▶ _Supplied passage_
★ ★ ★ ★ ★
Rapport makes her debut on turf and has to find a few lengths on the speed figures, and her sire only has around 8% winners from first-timers on turf which has to rate as a negative.
Country Day gets a rematch with Perfect Officer and Havelock after his third placing in the Grade 3 Woodford at Keeneland when last seen. That said I can’t really make a case for him from his outside post in box 11, and although could run well – isn’t one for me.
Camp Victory has been running well all season against the top-synthetic and dirt sprinters and posted a few triple-digit Beyer figures on the spin before bouncing last time out on turf. He has the potential to rebound back to that sort of form though and remains interesting in what looks an open race.
Broken Dreams is a mare in form and comes into this race sharp after a few mid-90 Beyer’s and she shortens up to 5F here. I feel that trip isn’t really guaranteed to suit her and she might get outpaced at a vital stage here before keeping on well.
Perfect Officer comes into this race after two solid places efforts in the Turf Monster and Woodford and had Havelock in-front of him most recently. He has a decent post here in stall 4 and I can see him being thereabouts at the finish sitting just a couple lengths off the lead throughout.
Holiday For Kitten doesn’t have the Beyer’s to suggest she’ll be good enough to have a say in this, and Grand Adventure will struggle to keep up and hold that inside rail from his pitch in the 1 box, so he can be left out too.
Great Attack has won over this distance and looks likely to contribute to the pace, but is held by a few of these on the form lines and will probably just drop out of it inside the final furlong.
Regally Ready is 2-2 on this track here at Churchill Downs and comes into the race on the back of a 94-Beyer win of the Grade 1 Nearctic Stakes last time out beating the highly rated Bated Breath on ground probably softer than ideal for the both of them. He has the assistance for Corey Nakatani from what looks a good draw in stall 8, and he can race on the pace and be thereabouts at the line – solid chance, probable winner.
★ ★ ★ ★ ★
▶ _Data extract_
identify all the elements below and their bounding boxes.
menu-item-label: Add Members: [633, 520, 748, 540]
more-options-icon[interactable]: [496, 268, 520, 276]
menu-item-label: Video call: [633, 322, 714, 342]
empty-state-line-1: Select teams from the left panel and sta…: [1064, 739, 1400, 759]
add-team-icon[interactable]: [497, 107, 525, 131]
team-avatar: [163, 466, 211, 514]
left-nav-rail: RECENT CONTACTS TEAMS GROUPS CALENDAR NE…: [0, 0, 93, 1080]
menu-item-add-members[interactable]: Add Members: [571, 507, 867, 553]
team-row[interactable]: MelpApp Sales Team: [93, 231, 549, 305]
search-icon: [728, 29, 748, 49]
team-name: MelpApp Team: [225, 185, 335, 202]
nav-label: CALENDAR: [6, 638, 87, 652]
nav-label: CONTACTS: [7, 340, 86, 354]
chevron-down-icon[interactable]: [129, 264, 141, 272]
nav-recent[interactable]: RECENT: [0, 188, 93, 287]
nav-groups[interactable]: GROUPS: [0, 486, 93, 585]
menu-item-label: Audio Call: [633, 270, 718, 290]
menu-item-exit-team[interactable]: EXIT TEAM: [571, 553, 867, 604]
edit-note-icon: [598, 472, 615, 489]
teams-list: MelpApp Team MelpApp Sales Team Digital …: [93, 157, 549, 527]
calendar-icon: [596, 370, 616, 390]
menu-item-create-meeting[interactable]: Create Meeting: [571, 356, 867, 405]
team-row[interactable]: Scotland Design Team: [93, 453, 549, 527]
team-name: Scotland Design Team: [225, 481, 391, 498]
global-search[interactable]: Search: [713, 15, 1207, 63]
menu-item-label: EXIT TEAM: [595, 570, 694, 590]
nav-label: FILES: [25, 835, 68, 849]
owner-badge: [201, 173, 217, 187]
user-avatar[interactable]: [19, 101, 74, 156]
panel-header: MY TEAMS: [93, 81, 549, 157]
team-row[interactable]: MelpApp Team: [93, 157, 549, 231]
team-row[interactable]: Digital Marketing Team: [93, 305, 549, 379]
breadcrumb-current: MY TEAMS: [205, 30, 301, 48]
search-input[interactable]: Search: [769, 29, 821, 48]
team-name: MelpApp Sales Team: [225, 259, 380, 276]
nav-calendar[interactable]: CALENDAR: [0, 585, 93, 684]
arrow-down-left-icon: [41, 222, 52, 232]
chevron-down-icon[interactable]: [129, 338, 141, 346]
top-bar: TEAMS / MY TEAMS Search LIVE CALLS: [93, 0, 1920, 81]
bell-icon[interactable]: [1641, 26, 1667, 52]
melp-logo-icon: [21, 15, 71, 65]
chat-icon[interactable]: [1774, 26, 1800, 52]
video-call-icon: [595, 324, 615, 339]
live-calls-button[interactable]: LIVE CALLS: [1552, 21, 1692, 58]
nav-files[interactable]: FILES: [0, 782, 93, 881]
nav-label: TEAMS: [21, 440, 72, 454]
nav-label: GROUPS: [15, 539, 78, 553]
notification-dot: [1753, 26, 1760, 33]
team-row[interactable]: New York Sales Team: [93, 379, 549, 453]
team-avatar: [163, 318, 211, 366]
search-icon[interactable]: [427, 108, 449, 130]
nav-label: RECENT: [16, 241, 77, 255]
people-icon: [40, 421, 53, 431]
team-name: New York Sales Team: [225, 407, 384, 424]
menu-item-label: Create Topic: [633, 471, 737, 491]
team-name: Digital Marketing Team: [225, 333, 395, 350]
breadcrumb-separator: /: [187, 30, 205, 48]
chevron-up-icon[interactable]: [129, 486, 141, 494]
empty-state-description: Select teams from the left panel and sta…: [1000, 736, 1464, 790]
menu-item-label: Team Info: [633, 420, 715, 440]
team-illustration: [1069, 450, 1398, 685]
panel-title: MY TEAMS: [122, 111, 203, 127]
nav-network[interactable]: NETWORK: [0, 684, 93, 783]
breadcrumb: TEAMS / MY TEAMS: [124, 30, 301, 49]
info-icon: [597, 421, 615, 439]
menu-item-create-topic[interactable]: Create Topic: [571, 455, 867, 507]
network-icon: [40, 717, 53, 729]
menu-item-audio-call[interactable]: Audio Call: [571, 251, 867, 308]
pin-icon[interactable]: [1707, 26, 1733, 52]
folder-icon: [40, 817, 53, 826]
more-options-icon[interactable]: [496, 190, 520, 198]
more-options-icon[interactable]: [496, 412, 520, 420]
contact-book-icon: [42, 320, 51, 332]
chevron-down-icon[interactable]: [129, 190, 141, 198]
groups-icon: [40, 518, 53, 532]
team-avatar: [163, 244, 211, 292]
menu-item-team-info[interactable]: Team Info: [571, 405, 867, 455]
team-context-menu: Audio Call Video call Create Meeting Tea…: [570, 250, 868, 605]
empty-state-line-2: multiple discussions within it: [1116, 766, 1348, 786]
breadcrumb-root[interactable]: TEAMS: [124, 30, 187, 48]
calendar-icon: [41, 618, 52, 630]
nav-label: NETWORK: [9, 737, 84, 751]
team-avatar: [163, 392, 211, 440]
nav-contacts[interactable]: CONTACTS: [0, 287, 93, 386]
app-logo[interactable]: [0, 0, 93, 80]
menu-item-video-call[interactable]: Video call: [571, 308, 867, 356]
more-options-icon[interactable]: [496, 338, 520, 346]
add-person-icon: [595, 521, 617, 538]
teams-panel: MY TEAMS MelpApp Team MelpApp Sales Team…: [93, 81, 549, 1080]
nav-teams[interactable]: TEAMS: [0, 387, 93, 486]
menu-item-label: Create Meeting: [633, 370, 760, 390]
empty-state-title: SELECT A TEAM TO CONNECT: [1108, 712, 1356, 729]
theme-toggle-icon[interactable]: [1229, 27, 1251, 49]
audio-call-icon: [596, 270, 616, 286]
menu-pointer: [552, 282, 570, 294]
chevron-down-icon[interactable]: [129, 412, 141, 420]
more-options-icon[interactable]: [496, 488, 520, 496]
★ ★ ★ ★ ★
▶ _Exercise instructions_
- a) In the race preview, what is Regally Ready's record at Churchill Downs?
- b) Go on with the race preview from its final sentence, in the same voice.

▶ _Answer set_
- a) He is 2-2 on the track.

- b)
Caracortado drops back to 5F here for the first time after doing majority of his racing over a mile in the last couple of years. That said he obviously showed enough pace to start out over four furlongs, and has also won a six furlong race in his time so maybe he isn’t a forlorn hope. He will drop back from an outside position and will be finishing fastest of all under Joe Talamo but it’s going to be tough going pegging back the pace around here and he’ll most likely run on into a place – class angle in the race.
Hoofit looks an interesting runner for Graham Motion and this New Zealand import has adapted well to the American style of racing notching up 2-2 on synthetics since his arrival. He readily accounted for an allowance field at Presque –isle Downs before gamely winning a Grade 3 at Keeneland defeating my Breeders Cup Sprint fancy Akenite by the minimum distance. That form looks solid and providing he is ridden forward from his draw in stall 7, the return to turf could extend his winning streak to three under veteran Edgar Prado.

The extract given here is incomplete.